* _EXERCISE GOAL_
List every line below containing "roce".

******************************

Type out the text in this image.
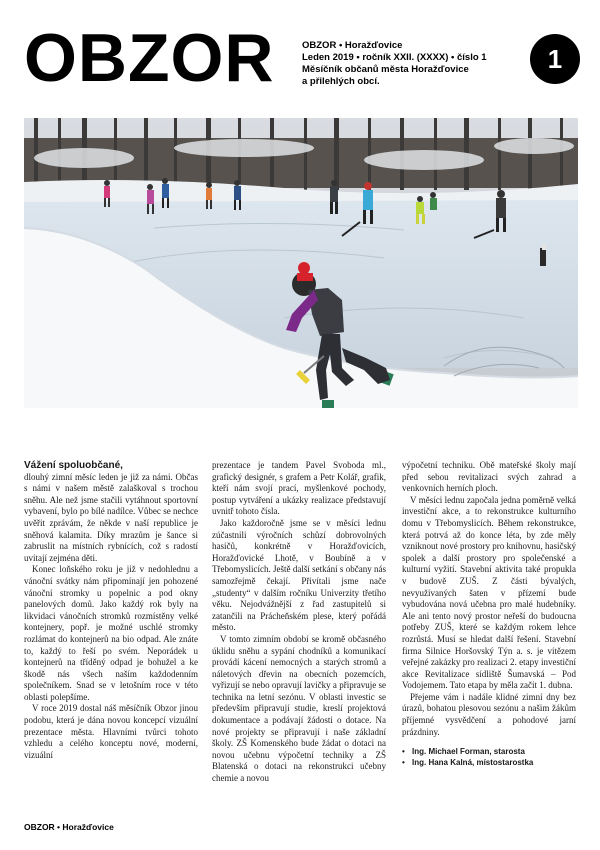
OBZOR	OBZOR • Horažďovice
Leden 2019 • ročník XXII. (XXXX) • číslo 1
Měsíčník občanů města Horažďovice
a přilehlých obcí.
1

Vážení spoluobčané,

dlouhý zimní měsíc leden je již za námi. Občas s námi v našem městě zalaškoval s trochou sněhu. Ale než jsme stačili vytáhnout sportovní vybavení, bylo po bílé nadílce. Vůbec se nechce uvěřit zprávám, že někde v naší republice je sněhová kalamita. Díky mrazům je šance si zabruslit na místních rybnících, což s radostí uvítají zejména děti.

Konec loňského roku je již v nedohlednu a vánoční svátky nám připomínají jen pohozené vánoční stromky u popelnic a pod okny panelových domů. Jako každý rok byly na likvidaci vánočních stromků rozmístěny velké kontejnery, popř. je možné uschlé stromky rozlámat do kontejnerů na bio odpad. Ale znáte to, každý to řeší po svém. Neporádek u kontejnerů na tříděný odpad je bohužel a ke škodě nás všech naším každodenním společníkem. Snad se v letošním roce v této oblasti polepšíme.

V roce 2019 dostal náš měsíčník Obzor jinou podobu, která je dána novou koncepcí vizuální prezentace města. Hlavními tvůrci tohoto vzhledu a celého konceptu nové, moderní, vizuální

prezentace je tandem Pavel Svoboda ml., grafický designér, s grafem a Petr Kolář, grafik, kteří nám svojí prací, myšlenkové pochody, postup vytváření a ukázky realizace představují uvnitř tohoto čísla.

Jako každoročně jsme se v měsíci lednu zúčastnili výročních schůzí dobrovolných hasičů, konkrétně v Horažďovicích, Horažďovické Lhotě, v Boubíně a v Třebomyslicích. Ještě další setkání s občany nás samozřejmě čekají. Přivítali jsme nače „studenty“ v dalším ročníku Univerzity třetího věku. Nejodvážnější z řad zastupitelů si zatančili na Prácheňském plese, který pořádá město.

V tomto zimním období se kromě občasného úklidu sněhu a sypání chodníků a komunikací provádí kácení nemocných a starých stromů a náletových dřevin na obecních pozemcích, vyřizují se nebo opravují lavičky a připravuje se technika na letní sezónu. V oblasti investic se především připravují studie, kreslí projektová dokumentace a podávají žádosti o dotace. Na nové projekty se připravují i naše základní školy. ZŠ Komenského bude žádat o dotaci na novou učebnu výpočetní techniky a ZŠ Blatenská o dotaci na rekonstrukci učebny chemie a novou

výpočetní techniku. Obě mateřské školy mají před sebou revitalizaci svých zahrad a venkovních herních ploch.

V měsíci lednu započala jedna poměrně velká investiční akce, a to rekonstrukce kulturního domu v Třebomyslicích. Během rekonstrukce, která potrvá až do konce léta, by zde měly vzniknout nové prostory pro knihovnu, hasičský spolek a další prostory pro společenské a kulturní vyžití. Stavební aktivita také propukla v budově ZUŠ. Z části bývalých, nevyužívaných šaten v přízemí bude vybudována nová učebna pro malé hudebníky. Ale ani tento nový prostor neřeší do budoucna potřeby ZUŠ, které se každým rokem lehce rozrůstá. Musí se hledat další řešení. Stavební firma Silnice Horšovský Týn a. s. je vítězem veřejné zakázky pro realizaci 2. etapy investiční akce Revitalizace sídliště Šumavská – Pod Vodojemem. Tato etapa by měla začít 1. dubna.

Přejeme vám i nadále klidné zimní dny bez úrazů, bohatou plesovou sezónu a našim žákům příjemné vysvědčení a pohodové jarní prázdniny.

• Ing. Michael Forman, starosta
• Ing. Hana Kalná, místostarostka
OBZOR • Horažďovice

******************************

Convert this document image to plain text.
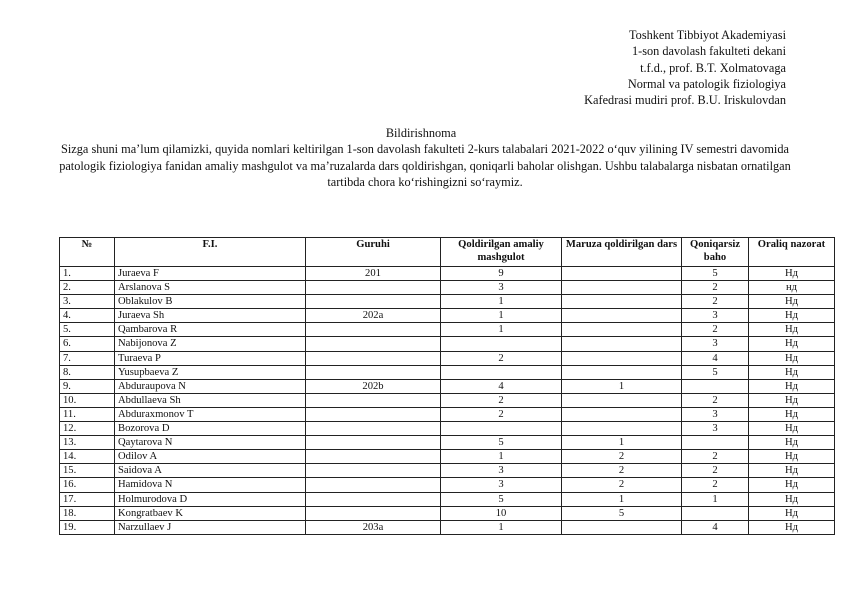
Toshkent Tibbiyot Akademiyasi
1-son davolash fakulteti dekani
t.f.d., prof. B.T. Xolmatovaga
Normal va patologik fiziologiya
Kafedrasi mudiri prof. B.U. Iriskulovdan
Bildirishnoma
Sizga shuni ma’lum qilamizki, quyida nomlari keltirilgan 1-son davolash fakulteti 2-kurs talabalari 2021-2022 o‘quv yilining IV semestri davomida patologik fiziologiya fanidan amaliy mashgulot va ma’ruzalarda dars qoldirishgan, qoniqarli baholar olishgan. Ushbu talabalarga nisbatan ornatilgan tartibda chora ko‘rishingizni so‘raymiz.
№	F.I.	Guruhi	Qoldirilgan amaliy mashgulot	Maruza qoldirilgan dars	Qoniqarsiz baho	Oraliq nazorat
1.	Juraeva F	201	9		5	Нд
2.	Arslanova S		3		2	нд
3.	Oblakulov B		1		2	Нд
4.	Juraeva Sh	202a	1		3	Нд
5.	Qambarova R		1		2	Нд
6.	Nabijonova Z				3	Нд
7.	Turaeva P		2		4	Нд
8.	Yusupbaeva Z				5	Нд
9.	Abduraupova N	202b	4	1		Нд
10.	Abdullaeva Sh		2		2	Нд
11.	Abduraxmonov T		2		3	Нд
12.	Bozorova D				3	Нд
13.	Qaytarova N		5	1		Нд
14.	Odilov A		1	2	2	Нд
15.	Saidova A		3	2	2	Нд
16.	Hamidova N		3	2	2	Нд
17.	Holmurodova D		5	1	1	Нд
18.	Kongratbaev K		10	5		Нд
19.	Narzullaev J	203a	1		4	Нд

******************************

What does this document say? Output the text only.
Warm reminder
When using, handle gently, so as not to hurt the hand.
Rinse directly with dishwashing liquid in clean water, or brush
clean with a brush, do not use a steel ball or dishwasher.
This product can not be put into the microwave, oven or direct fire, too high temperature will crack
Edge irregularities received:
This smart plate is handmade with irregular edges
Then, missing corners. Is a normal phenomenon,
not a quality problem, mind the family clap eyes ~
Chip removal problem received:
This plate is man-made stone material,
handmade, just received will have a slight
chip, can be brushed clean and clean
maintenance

******************************

* _CORRECT OUTPUT_
Konec loňského roku je již v nedohlednu a vánoční svátky nám připomínají jen pohozené vánoční stromky u popelnic a pod okny panelových domů. Jako každý rok byly na likvidaci vánočních stromků rozmístěny velké kontejnery, popř. je možné uschlé stromky rozlámat do kontejnerů na bio odpad. Ale znáte to, každý to řeší po svém. Neporádek u kontejnerů na tříděný odpad je bohužel a ke škodě nás všech naším každodenním společníkem. Snad se v letošním roce v této oblasti polepšíme.
V roce 2019 dostal náš měsíčník Obzor jinou podobu, která je dána novou koncepcí vizuální prezentace města. Hlavními tvůrci tohoto vzhledu a celého konceptu nové, moderní, vizuální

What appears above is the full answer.